Write the records below out in full, character for character, with no pictures.

*** Input for this task

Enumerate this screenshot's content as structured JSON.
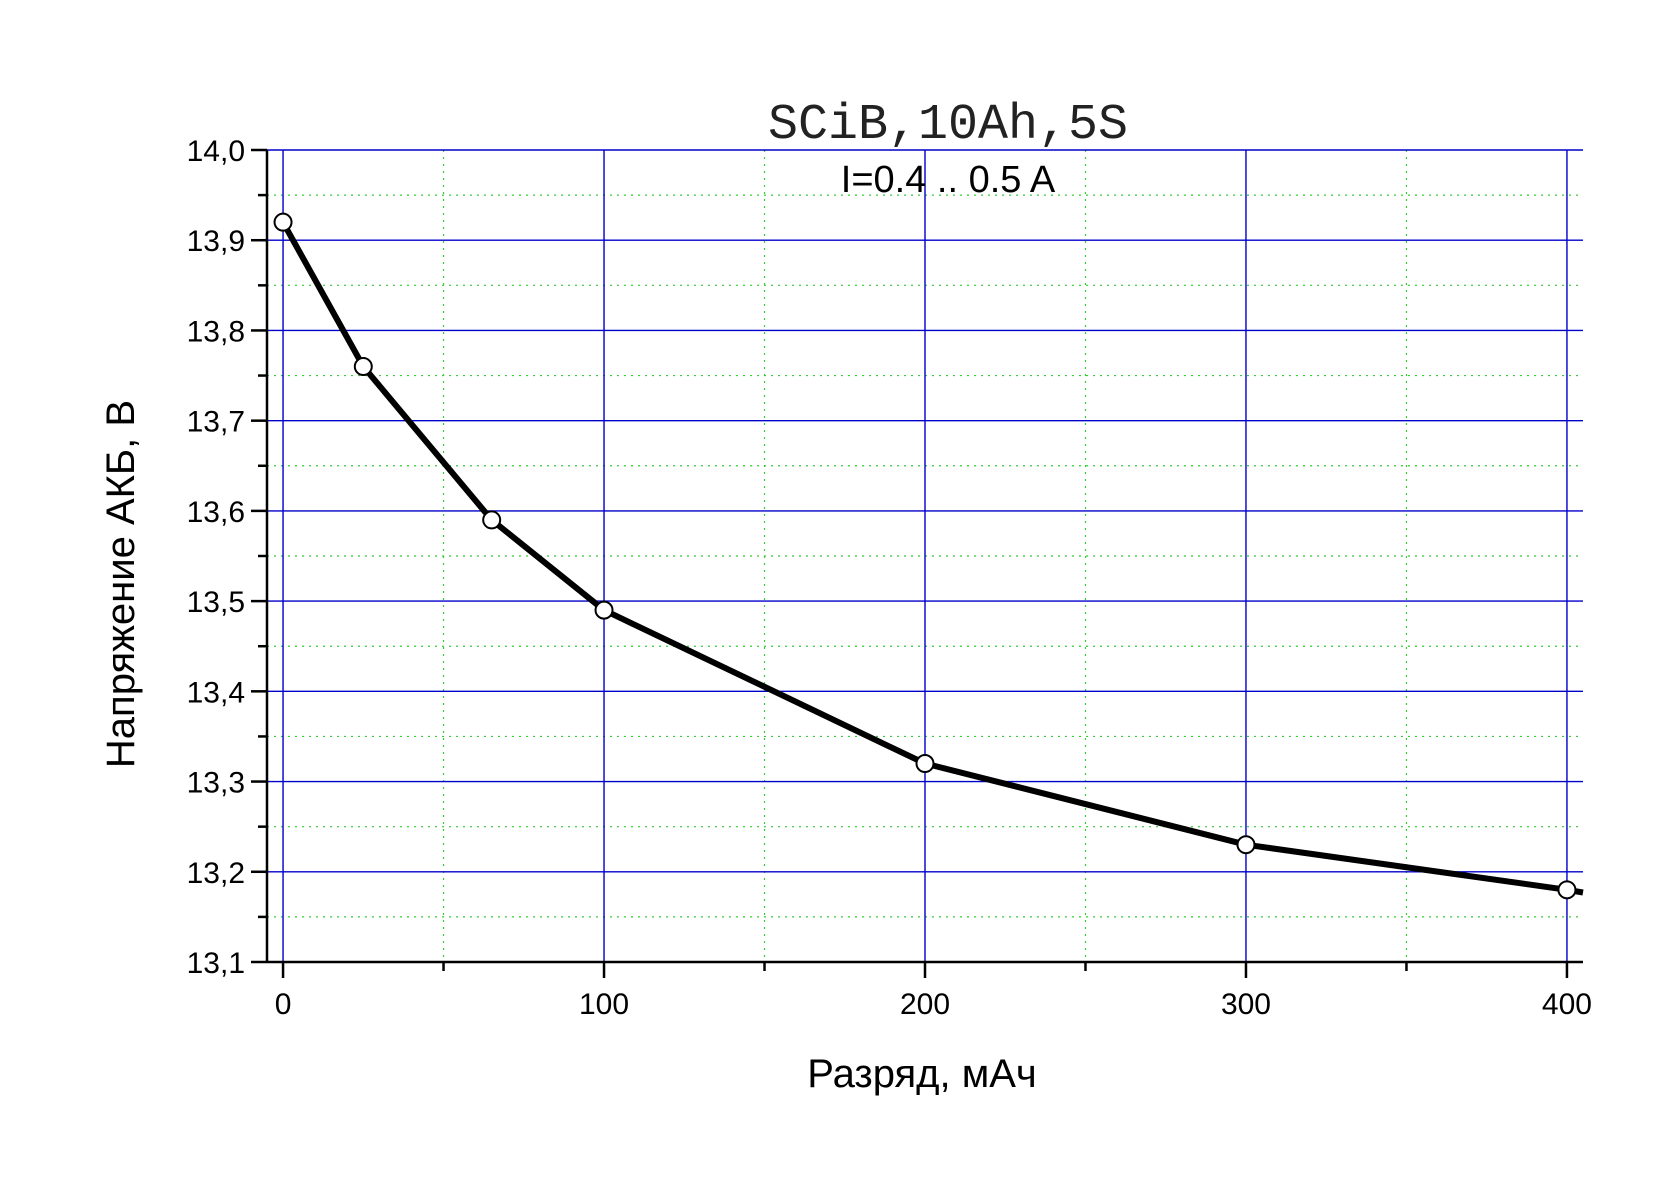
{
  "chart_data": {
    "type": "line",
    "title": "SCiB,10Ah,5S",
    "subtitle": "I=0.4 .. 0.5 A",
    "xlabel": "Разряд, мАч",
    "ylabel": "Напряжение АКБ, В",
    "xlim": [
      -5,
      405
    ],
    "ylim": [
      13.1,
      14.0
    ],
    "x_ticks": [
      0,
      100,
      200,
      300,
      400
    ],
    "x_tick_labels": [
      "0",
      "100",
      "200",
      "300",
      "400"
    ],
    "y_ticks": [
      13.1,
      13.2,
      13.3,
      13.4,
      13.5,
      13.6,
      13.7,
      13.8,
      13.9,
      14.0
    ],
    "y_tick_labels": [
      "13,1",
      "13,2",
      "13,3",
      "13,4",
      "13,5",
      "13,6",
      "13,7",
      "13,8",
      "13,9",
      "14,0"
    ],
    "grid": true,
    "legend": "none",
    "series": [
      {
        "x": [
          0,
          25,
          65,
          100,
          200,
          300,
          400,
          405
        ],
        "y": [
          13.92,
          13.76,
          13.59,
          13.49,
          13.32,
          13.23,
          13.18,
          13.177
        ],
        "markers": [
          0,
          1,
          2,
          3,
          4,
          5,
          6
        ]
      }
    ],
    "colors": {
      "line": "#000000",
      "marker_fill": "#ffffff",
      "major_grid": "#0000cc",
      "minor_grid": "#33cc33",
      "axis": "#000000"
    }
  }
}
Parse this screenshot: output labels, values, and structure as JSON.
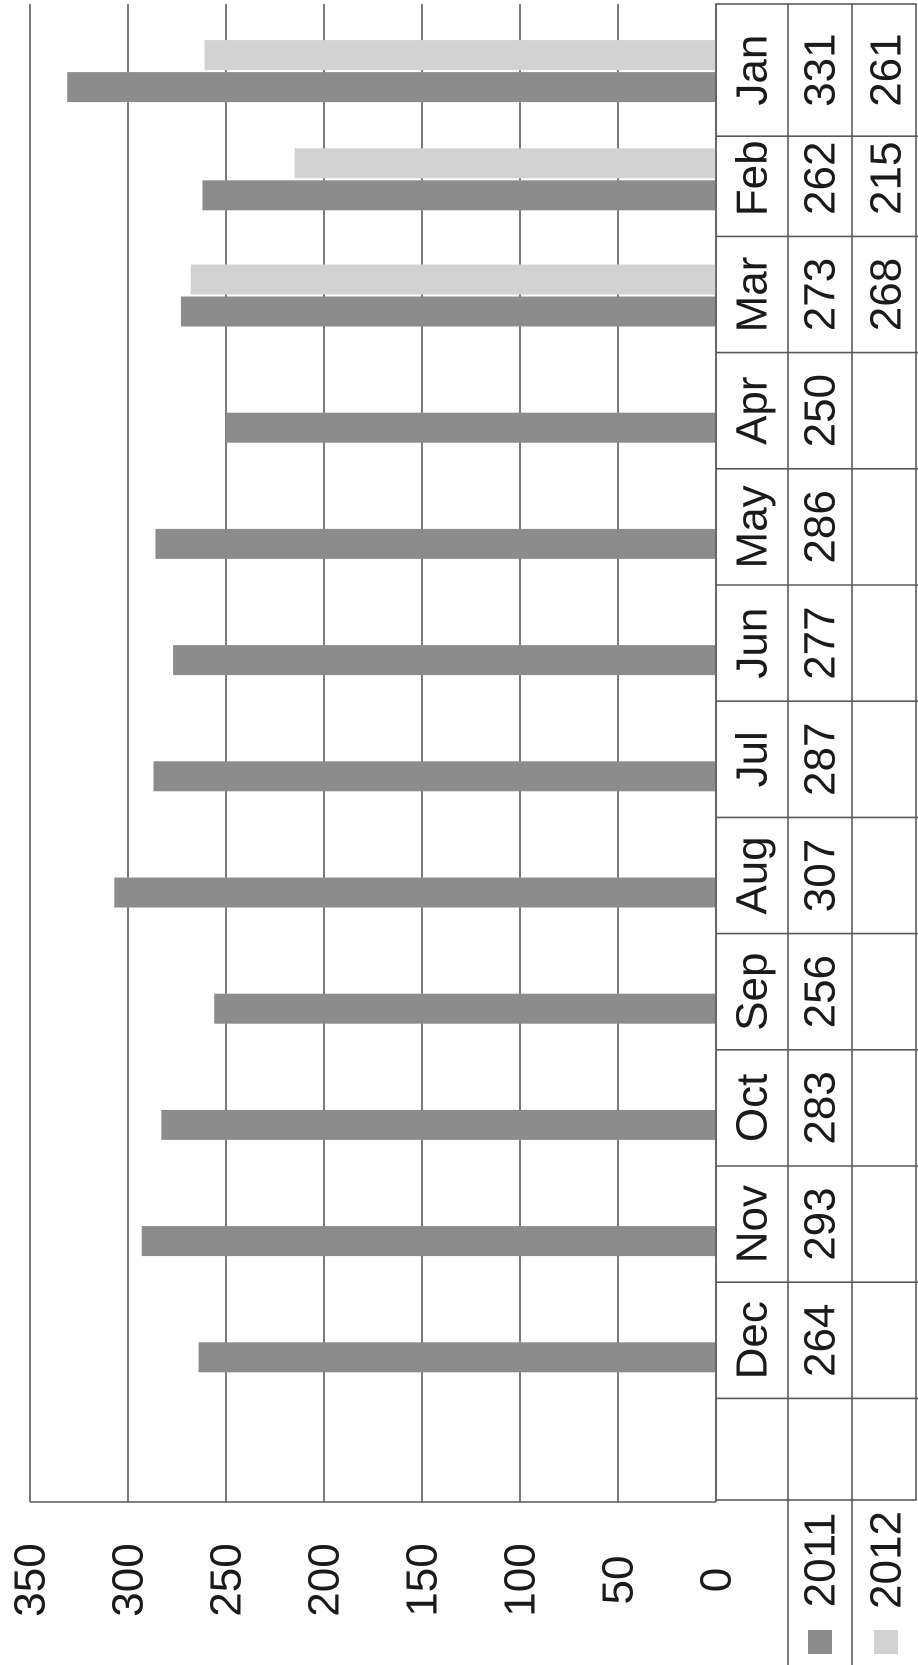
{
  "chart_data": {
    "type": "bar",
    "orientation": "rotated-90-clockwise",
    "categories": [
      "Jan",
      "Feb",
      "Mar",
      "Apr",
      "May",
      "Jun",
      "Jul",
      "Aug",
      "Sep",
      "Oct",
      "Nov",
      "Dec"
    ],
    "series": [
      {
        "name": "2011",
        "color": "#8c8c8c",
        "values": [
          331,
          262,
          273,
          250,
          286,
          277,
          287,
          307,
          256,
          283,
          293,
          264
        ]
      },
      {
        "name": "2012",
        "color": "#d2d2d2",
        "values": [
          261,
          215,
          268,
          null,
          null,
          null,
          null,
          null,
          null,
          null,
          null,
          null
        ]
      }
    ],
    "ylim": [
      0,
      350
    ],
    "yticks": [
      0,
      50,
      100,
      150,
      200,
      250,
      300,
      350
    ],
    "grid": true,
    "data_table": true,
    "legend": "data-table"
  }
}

******

### Exercise response:
Enumerate this screenshot's content as structured JSON.
{
  "chart_data": {
    "type": "line",
    "title": "SCiB,10Ah,5S",
    "subtitle": "I=0.4 .. 0.5 A",
    "xlabel": "Разряд, мАч",
    "ylabel": "Напряжение АКБ, В",
    "xlim": [
      -5,
      405
    ],
    "ylim": [
      13.1,
      14.0
    ],
    "x_ticks": [
      0,
      100,
      200,
      300,
      400
    ],
    "x_tick_labels": [
      "0",
      "100",
      "200",
      "300",
      "400"
    ],
    "y_ticks": [
      13.1,
      13.2,
      13.3,
      13.4,
      13.5,
      13.6,
      13.7,
      13.8,
      13.9,
      14.0
    ],
    "y_tick_labels": [
      "13,1",
      "13,2",
      "13,3",
      "13,4",
      "13,5",
      "13,6",
      "13,7",
      "13,8",
      "13,9",
      "14,0"
    ],
    "grid": true,
    "legend": "none",
    "series": [
      {
        "x": [
          0,
          25,
          65,
          100,
          200,
          300,
          400,
          405
        ],
        "y": [
          13.92,
          13.76,
          13.59,
          13.49,
          13.32,
          13.23,
          13.18,
          13.177
        ],
        "markers": [
          0,
          1,
          2,
          3,
          4,
          5,
          6
        ]
      }
    ],
    "colors": {
      "line": "#000000",
      "marker_fill": "#ffffff",
      "major_grid": "#0000cc",
      "minor_grid": "#33cc33",
      "axis": "#000000"
    }
  }
}
Parse this screenshot: output labels, values, and structure as JSON.
{
  "chart_data": {
    "type": "bar",
    "orientation": "rotated-90-clockwise",
    "categories": [
      "Jan",
      "Feb",
      "Mar",
      "Apr",
      "May",
      "Jun",
      "Jul",
      "Aug",
      "Sep",
      "Oct",
      "Nov",
      "Dec"
    ],
    "series": [
      {
        "name": "2011",
        "color": "#8c8c8c",
        "values": [
          331,
          262,
          273,
          250,
          286,
          277,
          287,
          307,
          256,
          283,
          293,
          264
        ]
      },
      {
        "name": "2012",
        "color": "#d2d2d2",
        "values": [
          261,
          215,
          268,
          null,
          null,
          null,
          null,
          null,
          null,
          null,
          null,
          null
        ]
      }
    ],
    "ylim": [
      0,
      350
    ],
    "yticks": [
      0,
      50,
      100,
      150,
      200,
      250,
      300,
      350
    ],
    "grid": true,
    "data_table": true,
    "legend": "data-table"
  }
}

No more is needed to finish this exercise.